---- VORLIEGENDES MATERIAL
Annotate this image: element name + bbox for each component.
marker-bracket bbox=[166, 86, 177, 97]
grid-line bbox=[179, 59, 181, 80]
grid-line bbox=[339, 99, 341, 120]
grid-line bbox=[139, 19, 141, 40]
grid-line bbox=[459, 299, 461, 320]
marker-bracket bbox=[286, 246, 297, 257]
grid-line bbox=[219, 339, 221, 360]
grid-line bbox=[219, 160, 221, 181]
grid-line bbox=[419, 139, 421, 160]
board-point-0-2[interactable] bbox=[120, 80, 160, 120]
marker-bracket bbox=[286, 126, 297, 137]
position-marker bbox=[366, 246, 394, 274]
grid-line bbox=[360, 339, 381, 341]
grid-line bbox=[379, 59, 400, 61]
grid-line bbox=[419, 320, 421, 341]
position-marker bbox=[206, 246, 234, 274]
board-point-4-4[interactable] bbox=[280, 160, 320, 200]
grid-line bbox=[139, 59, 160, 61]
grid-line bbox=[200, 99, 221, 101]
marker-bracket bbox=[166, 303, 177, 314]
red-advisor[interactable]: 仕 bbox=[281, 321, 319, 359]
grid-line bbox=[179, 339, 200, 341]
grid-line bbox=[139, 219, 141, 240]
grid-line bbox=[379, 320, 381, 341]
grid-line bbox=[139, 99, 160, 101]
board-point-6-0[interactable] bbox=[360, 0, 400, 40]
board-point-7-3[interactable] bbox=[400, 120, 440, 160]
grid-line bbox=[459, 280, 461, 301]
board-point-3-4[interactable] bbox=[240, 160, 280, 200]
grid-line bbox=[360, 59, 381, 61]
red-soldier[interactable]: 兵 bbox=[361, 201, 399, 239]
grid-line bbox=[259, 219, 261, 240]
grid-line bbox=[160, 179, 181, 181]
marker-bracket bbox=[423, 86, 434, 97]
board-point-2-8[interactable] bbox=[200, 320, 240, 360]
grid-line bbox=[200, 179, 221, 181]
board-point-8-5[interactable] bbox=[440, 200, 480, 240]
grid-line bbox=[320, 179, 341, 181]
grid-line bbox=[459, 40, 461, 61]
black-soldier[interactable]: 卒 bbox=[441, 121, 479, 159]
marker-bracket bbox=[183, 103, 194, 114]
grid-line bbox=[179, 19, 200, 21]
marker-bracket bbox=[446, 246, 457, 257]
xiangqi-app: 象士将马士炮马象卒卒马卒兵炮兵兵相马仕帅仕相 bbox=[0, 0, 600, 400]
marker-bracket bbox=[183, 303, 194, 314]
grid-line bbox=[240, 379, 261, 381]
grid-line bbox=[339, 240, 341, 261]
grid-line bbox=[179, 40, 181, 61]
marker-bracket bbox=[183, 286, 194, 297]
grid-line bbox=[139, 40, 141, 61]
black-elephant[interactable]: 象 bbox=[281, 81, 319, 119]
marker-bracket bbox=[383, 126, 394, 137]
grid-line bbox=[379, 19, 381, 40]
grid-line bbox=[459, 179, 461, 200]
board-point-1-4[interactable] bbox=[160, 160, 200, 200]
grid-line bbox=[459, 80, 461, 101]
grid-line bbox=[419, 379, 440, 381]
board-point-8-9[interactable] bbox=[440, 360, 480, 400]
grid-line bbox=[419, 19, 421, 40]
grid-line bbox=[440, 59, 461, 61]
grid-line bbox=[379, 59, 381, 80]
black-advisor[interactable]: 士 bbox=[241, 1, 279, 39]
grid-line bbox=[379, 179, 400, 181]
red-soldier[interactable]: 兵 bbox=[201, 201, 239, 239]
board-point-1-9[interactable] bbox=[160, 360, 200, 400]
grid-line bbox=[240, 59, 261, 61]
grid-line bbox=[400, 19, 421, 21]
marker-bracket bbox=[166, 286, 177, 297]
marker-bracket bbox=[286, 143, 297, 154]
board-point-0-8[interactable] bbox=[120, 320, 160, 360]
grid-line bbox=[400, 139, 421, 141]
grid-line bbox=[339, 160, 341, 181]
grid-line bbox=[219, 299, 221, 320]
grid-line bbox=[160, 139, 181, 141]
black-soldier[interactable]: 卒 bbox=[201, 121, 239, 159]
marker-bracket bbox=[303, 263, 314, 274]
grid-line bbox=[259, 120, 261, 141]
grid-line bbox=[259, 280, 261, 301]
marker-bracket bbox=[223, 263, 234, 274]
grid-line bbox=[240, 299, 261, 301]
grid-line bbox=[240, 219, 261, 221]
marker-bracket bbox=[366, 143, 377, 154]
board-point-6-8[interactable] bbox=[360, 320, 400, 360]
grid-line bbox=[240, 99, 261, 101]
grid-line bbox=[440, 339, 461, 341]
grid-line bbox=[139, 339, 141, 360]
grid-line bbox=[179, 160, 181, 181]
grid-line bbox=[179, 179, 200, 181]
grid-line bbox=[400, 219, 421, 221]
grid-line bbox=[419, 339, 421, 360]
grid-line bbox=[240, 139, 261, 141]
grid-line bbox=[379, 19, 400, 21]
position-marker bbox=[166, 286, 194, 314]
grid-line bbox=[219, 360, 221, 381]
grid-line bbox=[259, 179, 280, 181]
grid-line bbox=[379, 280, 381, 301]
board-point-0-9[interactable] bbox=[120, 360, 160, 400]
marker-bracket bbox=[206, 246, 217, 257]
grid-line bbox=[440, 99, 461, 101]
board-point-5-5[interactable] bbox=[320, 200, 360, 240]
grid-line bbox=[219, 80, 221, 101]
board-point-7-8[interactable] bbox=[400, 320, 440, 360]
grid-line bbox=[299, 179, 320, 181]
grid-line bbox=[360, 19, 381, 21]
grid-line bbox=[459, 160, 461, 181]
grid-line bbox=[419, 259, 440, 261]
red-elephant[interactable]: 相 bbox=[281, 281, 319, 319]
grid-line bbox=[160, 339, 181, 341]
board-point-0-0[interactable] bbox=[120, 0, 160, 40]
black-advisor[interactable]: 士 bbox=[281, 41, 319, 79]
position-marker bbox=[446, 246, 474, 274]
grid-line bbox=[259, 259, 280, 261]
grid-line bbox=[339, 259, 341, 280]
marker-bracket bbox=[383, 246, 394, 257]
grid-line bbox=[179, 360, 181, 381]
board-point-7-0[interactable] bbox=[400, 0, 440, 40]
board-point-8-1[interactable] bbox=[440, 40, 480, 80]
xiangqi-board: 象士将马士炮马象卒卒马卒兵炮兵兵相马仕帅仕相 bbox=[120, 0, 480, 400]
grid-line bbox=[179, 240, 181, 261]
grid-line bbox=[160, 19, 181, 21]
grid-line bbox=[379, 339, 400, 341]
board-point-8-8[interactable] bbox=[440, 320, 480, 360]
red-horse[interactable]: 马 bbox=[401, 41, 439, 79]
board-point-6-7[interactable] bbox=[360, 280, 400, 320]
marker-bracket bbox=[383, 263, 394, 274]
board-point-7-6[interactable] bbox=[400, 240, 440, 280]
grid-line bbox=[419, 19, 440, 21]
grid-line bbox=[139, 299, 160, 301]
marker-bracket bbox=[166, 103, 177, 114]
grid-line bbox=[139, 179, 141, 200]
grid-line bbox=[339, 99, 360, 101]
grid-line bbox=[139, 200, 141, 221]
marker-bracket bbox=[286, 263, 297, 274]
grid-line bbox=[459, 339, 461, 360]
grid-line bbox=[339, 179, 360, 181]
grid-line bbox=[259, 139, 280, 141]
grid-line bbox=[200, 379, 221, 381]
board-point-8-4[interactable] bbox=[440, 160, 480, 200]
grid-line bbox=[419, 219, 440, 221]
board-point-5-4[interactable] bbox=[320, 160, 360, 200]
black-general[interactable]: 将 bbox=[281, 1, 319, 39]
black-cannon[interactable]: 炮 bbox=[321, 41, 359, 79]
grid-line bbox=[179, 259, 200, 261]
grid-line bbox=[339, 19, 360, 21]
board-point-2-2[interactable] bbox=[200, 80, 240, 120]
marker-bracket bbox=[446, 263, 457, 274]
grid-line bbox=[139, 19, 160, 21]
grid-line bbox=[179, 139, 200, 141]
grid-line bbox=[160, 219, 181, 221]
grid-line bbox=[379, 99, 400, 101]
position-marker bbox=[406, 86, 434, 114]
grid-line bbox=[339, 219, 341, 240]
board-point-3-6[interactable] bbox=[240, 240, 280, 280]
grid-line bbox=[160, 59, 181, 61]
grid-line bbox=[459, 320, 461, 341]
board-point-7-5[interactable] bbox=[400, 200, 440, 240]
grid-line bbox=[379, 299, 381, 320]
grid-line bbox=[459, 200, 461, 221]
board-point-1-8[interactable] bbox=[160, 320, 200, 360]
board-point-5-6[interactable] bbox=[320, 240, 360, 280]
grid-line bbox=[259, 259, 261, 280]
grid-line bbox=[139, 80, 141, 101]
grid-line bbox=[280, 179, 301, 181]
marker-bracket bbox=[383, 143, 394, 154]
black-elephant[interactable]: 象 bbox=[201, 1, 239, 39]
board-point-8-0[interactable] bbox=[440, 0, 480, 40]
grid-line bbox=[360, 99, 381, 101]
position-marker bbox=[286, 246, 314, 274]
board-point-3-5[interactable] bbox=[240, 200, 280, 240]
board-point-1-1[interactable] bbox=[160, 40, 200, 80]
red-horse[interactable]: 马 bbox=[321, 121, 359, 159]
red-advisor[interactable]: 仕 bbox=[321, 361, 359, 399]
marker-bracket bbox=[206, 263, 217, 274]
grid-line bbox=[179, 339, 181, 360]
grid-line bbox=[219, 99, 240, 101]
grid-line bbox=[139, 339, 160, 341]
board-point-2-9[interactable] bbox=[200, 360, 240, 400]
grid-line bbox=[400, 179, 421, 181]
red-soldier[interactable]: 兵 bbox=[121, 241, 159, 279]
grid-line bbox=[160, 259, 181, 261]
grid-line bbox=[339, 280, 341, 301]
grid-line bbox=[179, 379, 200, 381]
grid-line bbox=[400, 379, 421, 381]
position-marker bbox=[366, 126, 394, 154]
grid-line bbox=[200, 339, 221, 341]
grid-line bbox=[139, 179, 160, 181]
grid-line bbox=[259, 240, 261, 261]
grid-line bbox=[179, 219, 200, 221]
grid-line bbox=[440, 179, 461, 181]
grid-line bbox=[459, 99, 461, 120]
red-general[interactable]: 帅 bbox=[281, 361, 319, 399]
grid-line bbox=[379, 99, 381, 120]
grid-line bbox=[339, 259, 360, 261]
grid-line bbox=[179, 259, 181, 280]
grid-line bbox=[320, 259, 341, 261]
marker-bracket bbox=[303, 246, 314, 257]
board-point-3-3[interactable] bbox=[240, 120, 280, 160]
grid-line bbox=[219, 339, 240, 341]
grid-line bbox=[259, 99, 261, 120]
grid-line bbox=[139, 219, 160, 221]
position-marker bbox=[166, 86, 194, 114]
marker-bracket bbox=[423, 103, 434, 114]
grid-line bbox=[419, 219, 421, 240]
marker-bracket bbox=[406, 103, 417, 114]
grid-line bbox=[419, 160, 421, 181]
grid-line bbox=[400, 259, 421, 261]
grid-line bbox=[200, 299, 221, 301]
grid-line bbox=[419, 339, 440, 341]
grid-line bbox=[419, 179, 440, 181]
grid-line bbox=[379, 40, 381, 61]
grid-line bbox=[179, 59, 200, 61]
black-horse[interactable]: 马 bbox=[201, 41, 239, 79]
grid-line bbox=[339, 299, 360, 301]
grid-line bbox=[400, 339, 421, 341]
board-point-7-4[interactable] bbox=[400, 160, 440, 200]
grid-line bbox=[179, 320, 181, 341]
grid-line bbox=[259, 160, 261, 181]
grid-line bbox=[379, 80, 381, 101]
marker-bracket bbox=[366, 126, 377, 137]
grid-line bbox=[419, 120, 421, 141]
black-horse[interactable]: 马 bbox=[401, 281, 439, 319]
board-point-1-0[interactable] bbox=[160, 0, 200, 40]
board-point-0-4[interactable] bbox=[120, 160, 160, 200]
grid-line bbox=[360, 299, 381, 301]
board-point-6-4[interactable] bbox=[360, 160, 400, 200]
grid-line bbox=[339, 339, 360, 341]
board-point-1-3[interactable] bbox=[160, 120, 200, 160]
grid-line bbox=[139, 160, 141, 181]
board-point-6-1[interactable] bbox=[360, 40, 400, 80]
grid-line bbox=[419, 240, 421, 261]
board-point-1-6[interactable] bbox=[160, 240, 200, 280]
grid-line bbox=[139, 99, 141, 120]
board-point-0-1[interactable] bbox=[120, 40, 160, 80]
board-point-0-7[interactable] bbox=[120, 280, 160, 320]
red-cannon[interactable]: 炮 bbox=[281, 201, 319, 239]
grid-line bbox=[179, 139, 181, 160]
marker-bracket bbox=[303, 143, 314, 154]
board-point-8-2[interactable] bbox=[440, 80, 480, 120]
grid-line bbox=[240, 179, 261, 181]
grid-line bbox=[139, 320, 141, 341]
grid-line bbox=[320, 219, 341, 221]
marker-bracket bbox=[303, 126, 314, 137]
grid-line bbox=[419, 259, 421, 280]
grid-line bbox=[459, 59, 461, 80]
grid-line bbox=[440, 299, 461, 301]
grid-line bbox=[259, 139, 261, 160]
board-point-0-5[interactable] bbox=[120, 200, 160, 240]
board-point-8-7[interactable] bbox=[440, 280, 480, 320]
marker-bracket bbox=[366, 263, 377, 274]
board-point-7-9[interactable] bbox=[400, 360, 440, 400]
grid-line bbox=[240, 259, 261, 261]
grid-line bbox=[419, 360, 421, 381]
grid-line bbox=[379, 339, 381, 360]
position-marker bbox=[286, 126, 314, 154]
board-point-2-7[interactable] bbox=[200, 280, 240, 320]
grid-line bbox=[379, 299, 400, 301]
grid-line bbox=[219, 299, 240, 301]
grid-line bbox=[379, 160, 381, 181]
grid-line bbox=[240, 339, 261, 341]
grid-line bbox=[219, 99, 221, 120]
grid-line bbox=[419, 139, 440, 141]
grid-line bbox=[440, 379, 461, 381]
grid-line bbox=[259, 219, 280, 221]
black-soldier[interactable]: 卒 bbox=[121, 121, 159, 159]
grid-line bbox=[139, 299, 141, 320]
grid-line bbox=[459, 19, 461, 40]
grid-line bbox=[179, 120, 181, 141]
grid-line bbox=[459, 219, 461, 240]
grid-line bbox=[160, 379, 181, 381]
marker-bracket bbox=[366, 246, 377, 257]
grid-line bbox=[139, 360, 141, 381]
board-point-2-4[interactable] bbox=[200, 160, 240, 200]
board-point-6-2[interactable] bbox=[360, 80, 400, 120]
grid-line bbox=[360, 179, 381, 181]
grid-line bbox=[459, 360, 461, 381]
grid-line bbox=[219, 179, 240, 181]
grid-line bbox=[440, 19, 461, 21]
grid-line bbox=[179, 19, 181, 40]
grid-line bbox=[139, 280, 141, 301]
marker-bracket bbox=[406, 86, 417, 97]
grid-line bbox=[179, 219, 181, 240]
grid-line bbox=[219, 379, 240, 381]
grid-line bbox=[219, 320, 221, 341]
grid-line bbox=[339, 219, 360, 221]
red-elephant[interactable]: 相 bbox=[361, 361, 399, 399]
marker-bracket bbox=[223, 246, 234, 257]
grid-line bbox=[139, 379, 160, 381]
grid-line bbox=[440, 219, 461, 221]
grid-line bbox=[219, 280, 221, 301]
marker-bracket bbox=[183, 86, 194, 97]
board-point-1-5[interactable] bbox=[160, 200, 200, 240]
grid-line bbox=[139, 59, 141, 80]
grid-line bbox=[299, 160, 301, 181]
--------
• AUFGABE:
Schreib alles vom Anfang des Materials bis einschließlich der Zeile mit „grid-line bbox=[219, 160, 221, 181]“ noch einmal ab. Ersetze dabei „marker-bracket“ durch „bracket-marker“ und lass alles andere unverändert.

• ERGEBNIS:
Annotate this image: element name + bbox for each component.
bracket-marker bbox=[166, 86, 177, 97]
grid-line bbox=[179, 59, 181, 80]
grid-line bbox=[339, 99, 341, 120]
grid-line bbox=[139, 19, 141, 40]
grid-line bbox=[459, 299, 461, 320]
bracket-marker bbox=[286, 246, 297, 257]
grid-line bbox=[219, 339, 221, 360]
grid-line bbox=[219, 160, 221, 181]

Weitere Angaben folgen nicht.